▶ **TASK**:
Provide only the number of lines where "наличии" occurs.

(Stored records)

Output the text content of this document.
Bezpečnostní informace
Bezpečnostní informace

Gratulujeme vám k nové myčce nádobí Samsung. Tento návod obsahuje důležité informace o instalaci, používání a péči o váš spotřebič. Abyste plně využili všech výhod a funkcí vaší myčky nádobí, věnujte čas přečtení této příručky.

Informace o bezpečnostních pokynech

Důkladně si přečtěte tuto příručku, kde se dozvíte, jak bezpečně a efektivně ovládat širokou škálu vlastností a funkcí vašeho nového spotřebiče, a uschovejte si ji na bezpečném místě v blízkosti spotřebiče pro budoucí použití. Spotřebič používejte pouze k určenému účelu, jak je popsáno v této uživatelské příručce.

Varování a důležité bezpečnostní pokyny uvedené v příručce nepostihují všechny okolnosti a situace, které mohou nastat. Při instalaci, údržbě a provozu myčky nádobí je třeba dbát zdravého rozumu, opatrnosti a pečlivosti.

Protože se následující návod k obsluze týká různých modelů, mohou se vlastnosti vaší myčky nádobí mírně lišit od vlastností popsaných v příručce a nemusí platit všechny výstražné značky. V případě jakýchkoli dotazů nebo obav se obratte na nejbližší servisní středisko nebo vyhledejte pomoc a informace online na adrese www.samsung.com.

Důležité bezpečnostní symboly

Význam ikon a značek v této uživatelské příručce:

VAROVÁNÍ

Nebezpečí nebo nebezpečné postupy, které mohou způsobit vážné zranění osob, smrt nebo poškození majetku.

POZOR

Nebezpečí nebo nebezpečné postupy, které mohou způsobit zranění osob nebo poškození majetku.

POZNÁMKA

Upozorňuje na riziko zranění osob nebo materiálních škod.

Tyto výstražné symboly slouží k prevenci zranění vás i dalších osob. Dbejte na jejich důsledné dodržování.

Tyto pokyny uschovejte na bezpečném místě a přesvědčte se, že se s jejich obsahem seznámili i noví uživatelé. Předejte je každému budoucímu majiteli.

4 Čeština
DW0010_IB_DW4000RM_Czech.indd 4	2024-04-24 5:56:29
* * *
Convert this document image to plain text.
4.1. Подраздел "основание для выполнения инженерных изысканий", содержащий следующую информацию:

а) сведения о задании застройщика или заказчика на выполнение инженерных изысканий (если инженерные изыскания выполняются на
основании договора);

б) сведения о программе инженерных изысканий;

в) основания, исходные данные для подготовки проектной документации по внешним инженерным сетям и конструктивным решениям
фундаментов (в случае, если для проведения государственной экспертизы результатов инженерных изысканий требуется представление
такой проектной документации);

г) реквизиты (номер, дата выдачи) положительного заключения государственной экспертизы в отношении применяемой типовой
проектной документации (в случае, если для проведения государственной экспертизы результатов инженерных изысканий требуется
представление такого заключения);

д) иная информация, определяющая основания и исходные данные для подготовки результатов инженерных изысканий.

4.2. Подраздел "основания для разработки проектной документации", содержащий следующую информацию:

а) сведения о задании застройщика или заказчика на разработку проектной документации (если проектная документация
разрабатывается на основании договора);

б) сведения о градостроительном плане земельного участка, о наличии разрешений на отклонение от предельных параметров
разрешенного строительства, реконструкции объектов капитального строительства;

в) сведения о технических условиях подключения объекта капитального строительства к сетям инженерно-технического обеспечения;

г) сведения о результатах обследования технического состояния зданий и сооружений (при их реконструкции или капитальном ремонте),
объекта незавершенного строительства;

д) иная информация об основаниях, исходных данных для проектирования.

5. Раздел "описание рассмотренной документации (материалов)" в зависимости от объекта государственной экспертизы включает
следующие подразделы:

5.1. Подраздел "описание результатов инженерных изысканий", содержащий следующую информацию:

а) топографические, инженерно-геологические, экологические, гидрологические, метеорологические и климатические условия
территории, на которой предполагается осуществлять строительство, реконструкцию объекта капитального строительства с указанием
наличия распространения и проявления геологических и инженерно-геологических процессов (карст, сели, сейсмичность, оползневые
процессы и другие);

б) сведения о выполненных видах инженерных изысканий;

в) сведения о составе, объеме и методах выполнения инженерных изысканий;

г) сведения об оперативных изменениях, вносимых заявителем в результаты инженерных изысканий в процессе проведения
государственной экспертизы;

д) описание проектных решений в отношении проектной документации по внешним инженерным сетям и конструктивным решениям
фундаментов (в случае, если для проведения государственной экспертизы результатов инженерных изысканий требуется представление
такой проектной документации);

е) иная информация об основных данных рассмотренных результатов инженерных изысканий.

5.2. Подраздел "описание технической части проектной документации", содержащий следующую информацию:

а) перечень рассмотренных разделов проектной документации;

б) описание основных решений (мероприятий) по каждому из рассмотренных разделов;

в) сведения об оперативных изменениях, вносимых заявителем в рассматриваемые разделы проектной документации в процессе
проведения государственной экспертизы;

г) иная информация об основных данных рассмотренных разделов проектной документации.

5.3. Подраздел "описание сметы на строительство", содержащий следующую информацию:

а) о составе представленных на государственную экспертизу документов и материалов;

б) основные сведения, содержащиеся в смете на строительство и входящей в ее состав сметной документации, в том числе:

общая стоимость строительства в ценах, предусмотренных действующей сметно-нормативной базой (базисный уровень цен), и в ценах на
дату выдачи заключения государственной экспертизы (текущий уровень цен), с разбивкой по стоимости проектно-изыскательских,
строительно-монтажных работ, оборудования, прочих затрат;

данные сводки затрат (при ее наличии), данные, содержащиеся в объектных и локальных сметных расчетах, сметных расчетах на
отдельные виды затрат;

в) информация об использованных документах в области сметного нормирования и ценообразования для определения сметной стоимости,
--
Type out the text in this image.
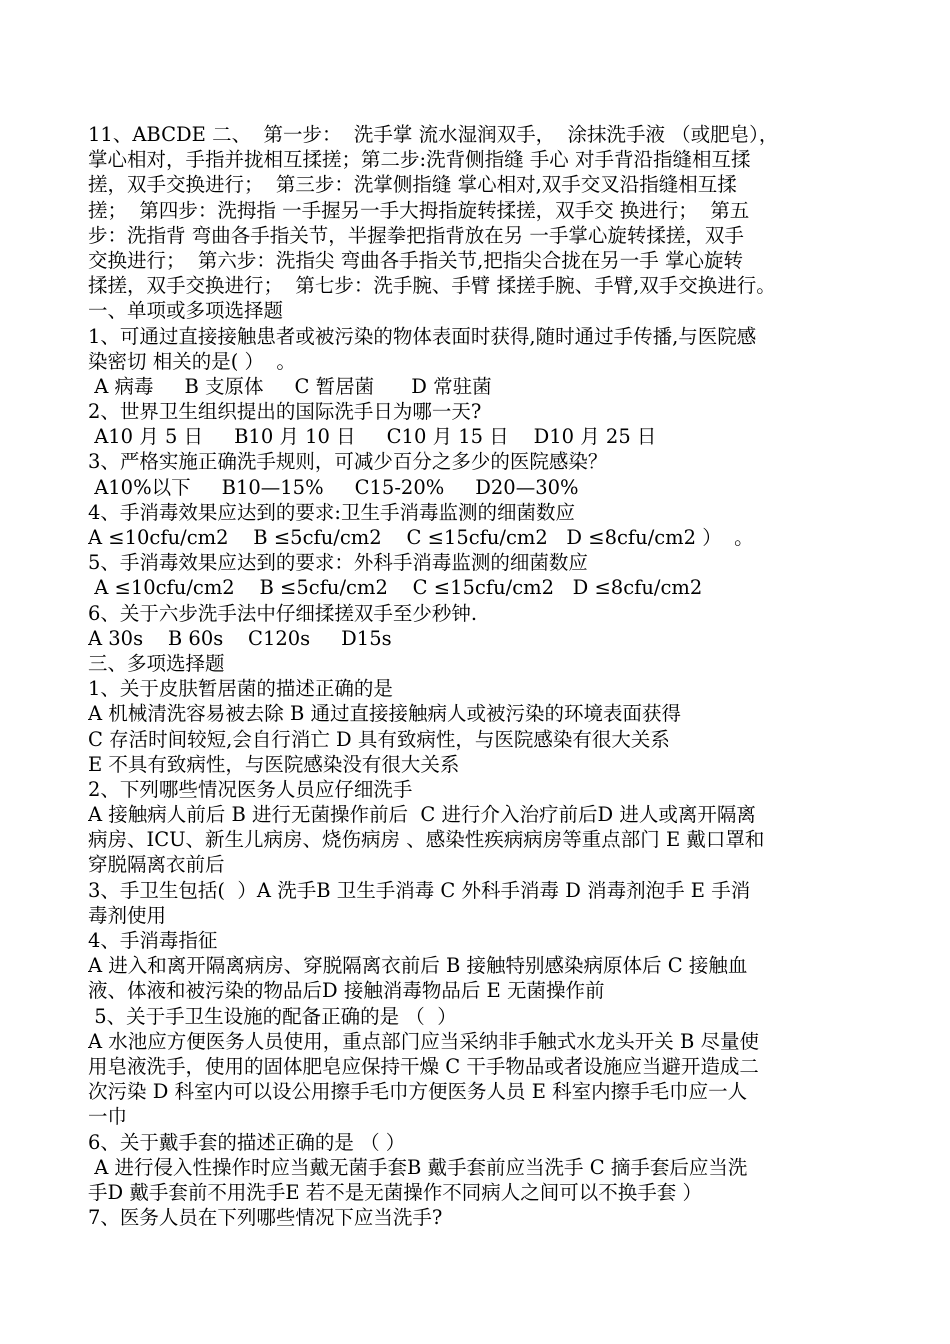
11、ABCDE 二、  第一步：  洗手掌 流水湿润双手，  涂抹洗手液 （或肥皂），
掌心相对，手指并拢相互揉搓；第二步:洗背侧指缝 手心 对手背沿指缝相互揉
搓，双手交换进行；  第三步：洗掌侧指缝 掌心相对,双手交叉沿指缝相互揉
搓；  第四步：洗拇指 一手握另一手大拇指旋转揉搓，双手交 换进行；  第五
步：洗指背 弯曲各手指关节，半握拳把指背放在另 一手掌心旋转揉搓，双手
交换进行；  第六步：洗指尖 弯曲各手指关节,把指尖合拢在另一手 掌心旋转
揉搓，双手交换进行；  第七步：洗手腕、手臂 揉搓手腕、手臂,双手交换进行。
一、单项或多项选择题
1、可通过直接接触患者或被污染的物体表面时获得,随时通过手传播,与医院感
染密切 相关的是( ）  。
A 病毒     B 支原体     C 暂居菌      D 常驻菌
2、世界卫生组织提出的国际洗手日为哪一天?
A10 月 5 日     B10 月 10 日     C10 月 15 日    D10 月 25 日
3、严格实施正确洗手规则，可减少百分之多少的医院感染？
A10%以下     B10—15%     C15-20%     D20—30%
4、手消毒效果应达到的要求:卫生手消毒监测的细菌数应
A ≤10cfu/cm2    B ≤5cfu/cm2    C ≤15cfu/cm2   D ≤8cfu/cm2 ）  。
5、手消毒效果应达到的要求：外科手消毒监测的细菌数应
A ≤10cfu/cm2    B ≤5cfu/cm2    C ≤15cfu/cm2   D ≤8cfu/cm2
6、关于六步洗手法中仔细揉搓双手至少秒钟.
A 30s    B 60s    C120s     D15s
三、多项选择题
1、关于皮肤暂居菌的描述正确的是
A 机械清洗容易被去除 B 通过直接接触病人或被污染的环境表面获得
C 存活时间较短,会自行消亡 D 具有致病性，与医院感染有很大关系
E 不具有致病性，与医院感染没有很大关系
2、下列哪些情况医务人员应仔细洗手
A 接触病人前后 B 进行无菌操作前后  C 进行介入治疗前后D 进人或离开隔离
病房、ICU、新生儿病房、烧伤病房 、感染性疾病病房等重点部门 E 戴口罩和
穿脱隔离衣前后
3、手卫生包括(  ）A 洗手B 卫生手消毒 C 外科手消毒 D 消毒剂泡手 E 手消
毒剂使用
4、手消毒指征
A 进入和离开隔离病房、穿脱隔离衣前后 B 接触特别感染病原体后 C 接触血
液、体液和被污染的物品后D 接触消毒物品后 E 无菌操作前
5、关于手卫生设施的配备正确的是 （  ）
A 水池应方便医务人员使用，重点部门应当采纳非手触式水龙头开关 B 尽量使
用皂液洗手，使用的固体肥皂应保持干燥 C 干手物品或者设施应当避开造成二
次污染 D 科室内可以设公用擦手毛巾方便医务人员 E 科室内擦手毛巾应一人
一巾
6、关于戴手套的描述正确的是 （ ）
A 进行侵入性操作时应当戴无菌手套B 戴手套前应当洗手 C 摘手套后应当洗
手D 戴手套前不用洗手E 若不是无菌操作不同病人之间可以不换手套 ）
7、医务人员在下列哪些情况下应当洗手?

▶ **CORRECT RESPONSE**:
2